Aim of the exercise:
Each line that holds the word "están" should be returned.

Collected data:
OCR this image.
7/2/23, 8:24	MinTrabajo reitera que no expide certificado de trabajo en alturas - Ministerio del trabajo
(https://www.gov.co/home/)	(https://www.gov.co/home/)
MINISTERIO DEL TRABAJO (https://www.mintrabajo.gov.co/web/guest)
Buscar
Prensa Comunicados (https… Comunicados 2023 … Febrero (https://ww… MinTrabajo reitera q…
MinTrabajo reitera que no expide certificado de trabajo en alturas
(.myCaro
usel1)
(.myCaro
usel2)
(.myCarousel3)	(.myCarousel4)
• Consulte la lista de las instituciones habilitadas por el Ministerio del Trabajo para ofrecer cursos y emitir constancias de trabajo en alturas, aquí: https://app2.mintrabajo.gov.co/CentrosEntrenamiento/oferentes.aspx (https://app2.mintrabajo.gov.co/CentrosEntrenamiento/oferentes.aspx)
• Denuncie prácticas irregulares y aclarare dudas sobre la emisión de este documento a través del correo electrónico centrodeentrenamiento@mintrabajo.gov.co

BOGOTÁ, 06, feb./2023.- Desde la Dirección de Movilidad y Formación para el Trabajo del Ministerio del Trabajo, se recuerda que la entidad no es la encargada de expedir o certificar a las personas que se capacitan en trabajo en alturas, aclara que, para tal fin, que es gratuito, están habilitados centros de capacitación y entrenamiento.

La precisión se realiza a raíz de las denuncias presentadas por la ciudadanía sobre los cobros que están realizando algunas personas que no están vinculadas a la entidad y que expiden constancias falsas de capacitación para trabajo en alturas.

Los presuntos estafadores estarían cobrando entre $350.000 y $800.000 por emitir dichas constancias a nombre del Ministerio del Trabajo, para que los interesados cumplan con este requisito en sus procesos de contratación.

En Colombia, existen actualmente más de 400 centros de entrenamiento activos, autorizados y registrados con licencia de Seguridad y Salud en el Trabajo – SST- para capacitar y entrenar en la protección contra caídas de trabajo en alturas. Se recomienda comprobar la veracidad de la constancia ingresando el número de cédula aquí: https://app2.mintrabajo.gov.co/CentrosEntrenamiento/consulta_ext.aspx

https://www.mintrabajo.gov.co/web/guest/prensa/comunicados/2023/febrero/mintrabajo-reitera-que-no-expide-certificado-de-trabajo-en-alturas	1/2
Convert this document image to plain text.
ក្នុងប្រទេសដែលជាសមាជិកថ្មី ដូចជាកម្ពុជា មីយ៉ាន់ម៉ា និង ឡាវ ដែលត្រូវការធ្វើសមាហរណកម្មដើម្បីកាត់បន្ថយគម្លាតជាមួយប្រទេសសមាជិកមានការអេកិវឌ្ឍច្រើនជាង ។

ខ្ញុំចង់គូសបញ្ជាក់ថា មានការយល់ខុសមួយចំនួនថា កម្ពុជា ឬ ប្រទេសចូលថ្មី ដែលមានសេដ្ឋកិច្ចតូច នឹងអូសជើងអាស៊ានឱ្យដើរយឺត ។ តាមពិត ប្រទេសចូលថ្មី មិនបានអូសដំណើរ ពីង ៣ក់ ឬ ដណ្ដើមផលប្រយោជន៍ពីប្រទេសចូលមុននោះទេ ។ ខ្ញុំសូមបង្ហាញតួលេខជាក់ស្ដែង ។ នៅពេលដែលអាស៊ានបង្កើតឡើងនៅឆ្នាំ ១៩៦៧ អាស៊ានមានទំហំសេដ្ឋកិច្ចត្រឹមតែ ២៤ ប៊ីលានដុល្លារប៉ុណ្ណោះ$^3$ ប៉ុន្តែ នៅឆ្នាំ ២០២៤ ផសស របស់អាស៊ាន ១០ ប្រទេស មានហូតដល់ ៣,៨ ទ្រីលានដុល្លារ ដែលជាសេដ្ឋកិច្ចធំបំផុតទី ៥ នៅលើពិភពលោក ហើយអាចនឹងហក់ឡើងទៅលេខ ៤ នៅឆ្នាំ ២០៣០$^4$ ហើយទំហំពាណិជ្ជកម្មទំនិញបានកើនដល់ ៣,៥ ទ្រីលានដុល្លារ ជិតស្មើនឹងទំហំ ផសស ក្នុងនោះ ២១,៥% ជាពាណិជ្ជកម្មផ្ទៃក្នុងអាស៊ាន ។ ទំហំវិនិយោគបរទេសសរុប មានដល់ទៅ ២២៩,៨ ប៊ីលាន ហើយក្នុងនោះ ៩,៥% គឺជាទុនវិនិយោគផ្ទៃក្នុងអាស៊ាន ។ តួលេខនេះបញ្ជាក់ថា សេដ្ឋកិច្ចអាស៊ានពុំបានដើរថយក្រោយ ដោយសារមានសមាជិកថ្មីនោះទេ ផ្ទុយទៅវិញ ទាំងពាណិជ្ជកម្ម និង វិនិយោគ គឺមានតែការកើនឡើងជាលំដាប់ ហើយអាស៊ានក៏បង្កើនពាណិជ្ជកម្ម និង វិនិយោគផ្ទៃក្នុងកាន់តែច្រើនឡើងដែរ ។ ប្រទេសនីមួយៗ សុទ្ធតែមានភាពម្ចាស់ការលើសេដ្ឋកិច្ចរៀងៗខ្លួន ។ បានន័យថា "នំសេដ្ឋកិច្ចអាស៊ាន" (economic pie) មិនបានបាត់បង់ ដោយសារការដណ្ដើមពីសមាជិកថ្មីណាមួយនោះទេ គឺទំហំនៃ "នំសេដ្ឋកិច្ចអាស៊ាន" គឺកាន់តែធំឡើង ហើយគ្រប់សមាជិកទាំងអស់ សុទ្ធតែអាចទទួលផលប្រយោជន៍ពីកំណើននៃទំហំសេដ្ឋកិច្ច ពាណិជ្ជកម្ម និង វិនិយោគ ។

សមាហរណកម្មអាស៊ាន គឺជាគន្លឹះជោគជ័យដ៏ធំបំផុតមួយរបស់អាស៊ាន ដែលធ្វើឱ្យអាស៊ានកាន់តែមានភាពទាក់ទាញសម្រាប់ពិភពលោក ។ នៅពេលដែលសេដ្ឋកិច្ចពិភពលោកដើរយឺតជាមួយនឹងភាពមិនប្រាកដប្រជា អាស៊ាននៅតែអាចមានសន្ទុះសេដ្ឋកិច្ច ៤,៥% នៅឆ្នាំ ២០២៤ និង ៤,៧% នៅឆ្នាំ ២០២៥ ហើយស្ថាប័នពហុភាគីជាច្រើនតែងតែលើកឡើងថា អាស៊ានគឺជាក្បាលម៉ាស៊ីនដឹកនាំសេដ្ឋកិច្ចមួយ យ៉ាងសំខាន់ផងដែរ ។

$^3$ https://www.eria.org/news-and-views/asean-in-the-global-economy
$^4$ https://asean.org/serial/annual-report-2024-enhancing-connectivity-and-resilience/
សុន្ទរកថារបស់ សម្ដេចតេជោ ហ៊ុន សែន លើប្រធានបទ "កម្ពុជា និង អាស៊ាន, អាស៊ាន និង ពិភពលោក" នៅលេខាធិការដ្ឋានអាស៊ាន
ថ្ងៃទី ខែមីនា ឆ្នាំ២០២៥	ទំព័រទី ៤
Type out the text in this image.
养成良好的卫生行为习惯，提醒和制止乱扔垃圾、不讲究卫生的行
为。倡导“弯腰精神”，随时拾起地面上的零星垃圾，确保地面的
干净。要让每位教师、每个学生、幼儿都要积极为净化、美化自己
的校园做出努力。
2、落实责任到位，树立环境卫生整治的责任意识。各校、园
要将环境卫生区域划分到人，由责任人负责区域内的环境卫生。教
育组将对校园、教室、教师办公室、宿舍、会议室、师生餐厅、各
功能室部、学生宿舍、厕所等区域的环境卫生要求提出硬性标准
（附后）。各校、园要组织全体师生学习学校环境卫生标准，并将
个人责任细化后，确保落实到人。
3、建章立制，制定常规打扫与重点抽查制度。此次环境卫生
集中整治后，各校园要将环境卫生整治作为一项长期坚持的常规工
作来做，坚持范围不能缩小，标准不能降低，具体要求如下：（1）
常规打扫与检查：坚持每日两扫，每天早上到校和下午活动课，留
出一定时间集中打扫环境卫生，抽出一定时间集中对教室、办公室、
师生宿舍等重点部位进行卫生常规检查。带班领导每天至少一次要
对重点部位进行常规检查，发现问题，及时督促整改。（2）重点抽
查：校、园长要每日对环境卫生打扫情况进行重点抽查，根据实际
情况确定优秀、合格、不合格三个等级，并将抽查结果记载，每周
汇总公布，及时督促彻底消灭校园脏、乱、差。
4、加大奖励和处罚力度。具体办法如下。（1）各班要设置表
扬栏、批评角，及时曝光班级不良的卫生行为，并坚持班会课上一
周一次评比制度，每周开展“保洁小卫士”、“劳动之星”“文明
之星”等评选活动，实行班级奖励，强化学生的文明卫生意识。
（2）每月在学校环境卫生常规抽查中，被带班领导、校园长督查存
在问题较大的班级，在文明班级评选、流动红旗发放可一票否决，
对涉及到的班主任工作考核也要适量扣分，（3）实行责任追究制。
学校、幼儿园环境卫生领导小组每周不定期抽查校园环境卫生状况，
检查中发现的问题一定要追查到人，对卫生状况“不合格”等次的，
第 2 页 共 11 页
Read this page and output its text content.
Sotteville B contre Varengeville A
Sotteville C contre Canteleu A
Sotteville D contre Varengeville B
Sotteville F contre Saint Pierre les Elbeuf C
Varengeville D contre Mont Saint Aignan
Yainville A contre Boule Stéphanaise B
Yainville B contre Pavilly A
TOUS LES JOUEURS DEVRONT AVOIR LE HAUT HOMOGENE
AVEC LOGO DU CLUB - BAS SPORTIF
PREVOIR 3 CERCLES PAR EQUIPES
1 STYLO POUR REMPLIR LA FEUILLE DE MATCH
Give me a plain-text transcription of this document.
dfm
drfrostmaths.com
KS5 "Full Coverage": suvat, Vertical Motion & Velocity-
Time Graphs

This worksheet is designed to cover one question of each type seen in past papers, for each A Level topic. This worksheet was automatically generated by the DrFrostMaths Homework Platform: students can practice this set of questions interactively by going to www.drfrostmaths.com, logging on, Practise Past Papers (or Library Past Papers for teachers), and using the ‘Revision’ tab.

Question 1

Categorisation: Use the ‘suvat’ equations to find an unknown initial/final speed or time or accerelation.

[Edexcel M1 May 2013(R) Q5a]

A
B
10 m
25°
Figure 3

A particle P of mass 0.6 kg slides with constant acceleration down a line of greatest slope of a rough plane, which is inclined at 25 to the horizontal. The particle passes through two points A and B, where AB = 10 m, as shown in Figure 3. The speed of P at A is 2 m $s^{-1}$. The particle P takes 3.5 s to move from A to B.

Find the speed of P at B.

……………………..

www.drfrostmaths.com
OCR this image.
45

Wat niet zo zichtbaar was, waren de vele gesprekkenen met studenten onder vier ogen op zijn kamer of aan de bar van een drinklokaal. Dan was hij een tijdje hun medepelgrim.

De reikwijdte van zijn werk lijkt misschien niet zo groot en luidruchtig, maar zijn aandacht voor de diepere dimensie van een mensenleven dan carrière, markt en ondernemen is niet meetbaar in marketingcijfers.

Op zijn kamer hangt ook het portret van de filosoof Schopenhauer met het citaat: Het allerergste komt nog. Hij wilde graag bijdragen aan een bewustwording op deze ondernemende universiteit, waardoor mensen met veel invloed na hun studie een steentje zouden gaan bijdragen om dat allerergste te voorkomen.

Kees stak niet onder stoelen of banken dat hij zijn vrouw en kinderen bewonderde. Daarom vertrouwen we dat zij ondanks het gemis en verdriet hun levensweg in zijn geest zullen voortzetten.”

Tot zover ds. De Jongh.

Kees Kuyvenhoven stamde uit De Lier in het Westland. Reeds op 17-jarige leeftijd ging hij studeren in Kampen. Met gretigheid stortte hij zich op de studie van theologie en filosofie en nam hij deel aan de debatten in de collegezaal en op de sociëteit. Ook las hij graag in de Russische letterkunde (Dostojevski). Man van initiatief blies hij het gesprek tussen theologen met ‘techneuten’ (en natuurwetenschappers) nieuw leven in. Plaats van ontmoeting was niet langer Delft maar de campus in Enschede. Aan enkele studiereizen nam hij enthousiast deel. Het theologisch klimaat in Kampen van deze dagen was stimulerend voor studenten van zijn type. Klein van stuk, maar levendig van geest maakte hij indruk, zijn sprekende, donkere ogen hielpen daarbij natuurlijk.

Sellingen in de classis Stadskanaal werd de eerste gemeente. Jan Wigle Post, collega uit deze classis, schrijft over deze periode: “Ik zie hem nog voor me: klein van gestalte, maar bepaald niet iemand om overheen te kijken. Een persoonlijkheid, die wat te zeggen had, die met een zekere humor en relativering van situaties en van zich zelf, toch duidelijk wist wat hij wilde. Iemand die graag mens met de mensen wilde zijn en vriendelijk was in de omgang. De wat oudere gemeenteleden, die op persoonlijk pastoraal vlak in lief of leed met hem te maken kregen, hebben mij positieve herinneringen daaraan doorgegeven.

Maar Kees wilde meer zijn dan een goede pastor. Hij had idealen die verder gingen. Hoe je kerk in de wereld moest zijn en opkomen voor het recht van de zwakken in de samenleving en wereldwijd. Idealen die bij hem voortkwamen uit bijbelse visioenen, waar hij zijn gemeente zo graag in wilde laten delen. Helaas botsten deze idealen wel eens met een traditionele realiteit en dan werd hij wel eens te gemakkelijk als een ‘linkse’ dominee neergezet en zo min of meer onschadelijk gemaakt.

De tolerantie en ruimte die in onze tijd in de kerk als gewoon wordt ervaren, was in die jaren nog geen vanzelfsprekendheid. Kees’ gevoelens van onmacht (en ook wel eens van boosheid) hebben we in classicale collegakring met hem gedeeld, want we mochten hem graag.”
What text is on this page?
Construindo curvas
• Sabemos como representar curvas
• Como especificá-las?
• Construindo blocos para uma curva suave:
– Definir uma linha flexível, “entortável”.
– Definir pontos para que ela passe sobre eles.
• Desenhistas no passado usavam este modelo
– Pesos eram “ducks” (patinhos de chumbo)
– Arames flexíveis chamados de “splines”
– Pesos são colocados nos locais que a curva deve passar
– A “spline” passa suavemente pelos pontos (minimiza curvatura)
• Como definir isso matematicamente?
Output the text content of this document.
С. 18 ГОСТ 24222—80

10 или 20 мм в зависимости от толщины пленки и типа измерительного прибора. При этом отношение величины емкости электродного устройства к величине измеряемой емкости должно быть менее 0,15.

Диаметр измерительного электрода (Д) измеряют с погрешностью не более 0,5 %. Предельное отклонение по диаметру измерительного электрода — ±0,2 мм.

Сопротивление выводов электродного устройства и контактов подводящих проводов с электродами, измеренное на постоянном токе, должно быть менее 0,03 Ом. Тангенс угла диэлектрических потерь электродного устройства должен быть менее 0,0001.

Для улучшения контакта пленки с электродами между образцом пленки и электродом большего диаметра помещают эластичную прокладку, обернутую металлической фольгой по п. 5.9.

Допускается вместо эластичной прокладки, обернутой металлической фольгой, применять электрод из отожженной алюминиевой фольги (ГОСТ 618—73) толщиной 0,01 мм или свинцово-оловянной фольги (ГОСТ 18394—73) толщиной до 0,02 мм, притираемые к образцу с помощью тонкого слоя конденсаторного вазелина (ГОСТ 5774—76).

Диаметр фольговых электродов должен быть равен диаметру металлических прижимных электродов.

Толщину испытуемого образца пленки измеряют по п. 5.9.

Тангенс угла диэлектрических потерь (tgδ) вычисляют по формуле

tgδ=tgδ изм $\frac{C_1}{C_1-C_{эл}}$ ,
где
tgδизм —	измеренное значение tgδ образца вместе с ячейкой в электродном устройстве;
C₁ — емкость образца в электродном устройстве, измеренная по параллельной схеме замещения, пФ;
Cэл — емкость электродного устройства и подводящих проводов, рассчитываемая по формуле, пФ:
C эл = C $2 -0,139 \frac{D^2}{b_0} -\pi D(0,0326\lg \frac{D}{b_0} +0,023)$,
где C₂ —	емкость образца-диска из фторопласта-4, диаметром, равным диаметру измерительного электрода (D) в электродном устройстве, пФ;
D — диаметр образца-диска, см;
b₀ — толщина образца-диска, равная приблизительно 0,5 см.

Solution to this task:
BOGOTÁ, 06, feb./2023.- Desde la Dirección de Movilidad y Formación para el Trabajo del Ministerio del Trabajo, se recuerda que la entidad no es la encargada de expedir o certificar a las personas que se capacitan en trabajo en alturas, aclara que, para tal fin, que es gratuito, están habilitados centros de capacitación y entrenamiento.
La precisión se realiza a raíz de las denuncias presentadas por la ciudadanía sobre los cobros que están realizando algunas personas que no están vinculadas a la entidad y que expiden constancias falsas de capacitación para trabajo en alturas.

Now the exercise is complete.